··· Record extracts

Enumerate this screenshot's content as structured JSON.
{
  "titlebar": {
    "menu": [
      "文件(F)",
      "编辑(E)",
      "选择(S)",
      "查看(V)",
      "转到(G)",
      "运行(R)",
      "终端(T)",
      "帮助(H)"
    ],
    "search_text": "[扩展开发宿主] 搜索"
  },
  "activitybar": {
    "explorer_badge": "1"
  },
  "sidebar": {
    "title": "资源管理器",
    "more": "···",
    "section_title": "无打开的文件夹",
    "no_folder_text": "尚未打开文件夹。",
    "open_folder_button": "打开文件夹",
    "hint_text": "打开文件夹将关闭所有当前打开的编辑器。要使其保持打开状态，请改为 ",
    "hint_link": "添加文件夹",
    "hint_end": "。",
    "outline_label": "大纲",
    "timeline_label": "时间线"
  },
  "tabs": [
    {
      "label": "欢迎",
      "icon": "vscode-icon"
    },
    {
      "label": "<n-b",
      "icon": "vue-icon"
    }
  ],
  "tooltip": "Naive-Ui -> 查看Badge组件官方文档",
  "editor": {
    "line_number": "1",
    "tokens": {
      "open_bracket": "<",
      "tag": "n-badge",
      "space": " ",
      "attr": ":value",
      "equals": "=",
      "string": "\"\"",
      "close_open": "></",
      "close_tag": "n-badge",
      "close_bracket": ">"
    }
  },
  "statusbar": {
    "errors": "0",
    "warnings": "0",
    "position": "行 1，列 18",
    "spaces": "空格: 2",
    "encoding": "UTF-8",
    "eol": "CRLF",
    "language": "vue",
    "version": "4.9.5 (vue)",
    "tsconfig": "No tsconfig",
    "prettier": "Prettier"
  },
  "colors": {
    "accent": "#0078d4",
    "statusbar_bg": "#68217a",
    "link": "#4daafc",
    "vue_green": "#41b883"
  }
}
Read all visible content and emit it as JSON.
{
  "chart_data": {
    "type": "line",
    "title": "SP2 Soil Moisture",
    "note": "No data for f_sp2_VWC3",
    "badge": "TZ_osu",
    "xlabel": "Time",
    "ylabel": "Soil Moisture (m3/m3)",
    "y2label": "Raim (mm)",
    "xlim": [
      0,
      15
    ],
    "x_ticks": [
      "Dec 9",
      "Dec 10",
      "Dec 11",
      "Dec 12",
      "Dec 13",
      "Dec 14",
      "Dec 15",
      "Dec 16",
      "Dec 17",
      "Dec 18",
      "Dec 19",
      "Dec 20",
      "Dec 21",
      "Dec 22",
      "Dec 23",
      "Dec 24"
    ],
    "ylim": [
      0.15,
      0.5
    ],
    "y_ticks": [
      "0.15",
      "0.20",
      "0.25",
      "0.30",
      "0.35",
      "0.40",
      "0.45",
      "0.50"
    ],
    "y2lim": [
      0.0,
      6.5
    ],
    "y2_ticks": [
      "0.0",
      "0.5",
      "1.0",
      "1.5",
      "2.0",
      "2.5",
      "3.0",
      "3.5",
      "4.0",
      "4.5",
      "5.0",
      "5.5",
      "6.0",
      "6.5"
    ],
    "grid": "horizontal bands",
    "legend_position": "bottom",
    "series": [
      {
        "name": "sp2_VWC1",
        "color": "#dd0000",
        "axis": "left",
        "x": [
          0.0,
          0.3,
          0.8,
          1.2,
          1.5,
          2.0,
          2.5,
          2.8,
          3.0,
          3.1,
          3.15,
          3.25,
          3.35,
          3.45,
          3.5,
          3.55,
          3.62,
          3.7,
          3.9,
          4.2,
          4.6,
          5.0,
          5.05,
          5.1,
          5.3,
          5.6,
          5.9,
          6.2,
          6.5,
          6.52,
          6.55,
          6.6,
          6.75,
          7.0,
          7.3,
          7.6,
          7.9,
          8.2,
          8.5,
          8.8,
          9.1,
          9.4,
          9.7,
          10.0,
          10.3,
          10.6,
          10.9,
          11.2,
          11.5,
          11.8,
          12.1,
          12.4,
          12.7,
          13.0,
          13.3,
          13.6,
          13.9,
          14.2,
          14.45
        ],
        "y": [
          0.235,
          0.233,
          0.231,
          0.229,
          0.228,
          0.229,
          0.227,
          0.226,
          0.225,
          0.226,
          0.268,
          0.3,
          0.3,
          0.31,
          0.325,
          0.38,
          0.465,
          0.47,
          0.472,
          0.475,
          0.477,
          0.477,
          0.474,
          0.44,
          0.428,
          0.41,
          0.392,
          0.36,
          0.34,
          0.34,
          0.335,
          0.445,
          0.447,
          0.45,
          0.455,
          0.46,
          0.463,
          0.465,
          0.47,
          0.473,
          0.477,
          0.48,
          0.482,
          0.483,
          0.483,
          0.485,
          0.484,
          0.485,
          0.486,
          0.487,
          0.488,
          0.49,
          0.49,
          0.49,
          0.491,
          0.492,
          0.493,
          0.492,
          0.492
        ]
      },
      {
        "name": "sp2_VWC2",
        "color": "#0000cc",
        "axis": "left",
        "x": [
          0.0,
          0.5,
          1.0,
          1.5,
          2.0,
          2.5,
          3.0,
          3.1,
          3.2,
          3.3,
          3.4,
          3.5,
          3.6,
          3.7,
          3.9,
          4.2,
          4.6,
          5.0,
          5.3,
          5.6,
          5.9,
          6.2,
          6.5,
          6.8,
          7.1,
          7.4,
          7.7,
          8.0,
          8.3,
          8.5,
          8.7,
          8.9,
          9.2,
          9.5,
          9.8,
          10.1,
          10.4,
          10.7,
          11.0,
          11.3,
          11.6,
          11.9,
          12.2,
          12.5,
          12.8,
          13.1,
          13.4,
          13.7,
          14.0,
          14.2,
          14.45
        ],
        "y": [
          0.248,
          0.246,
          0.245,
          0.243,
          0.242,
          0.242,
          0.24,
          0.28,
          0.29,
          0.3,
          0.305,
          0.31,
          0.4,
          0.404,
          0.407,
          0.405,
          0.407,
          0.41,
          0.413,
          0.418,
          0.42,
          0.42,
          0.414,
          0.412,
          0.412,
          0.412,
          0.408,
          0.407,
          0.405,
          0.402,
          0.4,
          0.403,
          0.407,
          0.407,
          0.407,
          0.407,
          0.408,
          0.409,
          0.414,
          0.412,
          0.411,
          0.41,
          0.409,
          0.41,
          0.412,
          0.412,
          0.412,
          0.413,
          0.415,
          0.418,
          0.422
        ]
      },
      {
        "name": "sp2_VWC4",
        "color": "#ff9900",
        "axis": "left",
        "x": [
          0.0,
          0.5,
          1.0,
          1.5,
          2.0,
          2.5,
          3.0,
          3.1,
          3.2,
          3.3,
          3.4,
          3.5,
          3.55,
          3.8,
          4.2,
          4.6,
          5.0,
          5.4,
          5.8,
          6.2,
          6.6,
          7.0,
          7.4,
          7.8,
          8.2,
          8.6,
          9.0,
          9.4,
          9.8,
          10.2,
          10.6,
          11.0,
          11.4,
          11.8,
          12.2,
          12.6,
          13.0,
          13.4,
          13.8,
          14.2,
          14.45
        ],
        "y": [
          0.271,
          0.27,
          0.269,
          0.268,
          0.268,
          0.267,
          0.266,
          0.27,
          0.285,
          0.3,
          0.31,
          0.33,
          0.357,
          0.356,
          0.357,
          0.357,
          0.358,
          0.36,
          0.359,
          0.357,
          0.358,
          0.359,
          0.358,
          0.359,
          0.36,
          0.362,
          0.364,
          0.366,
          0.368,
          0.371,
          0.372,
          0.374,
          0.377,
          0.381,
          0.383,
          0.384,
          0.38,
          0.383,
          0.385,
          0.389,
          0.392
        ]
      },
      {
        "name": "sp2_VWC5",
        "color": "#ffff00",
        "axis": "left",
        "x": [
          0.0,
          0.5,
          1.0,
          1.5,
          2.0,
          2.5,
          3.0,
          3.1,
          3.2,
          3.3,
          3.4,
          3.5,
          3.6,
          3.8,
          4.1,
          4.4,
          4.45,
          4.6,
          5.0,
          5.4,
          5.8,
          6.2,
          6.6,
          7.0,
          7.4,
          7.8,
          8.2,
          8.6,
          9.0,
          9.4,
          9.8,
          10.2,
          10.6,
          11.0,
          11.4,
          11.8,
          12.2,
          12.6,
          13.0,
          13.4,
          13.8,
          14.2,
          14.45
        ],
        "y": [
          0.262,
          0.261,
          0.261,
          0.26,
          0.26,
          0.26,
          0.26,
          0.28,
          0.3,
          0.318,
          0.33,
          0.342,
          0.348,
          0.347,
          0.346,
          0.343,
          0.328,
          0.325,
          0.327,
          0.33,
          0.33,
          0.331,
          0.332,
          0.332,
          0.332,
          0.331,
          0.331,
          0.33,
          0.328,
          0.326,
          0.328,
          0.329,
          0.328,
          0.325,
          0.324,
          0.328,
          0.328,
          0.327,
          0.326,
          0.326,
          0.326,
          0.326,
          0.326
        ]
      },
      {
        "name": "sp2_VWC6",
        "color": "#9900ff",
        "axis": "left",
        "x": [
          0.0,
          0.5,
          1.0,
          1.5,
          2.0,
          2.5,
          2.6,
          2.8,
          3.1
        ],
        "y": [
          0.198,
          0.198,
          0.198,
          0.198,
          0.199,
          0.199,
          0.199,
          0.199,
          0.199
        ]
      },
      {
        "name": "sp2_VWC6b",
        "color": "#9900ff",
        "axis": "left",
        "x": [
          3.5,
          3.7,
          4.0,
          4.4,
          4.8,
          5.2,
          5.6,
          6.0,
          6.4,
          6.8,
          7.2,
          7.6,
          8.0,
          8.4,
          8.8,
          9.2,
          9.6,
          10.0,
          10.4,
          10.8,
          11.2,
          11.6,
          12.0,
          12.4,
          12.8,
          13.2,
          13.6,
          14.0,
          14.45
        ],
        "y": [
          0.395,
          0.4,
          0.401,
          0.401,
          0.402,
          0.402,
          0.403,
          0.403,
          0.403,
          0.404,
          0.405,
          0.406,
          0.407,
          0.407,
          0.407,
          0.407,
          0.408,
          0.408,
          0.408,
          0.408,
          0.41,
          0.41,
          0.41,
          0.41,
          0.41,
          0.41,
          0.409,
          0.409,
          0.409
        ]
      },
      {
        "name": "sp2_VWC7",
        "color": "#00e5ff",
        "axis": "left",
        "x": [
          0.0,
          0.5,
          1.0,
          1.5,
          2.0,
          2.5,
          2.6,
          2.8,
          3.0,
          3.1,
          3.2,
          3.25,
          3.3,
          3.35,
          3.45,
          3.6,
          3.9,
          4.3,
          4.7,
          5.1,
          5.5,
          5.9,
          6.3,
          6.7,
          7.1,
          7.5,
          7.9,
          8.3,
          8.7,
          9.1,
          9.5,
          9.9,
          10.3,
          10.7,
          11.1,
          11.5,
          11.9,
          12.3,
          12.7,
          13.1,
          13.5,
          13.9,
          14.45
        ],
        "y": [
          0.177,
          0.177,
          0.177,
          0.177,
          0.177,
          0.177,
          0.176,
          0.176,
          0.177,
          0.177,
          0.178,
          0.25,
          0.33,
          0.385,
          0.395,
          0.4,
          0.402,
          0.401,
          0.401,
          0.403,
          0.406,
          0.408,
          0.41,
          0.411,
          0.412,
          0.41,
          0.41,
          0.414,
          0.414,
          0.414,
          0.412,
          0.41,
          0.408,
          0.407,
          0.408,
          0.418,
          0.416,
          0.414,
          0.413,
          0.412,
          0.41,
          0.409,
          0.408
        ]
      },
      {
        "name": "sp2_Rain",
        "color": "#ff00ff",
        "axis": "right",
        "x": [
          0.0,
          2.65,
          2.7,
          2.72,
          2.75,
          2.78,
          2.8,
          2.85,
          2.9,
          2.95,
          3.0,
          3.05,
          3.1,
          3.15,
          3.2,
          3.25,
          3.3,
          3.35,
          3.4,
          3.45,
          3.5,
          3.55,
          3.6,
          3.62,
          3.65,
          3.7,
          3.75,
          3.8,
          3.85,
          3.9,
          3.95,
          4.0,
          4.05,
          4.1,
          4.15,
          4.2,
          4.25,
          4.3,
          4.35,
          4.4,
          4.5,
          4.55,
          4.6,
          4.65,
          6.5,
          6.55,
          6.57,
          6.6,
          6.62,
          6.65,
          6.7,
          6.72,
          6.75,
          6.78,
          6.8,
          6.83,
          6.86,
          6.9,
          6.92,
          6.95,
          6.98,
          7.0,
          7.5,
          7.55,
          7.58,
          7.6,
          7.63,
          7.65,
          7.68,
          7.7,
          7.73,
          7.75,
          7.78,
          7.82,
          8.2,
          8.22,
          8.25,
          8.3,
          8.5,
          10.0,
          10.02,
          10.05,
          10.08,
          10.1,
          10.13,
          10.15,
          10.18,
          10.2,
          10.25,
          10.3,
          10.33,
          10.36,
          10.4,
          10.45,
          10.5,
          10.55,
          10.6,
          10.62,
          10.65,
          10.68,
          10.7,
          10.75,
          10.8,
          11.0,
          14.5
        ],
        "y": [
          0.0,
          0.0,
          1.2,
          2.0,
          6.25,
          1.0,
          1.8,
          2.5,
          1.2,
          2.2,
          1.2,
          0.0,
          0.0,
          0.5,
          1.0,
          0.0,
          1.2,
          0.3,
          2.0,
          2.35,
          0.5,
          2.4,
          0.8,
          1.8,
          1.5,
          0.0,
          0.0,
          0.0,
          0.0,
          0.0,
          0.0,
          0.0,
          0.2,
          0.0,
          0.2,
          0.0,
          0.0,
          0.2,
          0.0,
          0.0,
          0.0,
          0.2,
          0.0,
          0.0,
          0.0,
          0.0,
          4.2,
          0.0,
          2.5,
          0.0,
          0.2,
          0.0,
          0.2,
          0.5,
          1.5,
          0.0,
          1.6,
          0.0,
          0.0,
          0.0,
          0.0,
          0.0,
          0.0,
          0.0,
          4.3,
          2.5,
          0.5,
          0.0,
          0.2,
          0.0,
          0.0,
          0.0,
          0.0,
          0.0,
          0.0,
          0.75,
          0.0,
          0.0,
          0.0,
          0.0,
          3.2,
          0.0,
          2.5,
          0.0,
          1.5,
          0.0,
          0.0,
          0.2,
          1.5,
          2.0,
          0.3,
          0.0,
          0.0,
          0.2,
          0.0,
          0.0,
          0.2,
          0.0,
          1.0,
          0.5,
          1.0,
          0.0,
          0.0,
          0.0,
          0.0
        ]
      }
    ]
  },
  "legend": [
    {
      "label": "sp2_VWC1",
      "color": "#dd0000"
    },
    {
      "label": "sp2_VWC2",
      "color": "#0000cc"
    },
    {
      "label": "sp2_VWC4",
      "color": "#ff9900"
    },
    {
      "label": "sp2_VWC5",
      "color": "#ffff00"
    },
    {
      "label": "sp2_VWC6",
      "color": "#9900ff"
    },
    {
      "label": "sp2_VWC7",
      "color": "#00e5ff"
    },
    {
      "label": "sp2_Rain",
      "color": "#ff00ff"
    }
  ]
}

······

What this task involves:
Return from the data every line that holds "Soil".

Written response:
    "title": "SP2 Soil Moisture",
    "ylabel": "Soil Moisture (m3/m3)",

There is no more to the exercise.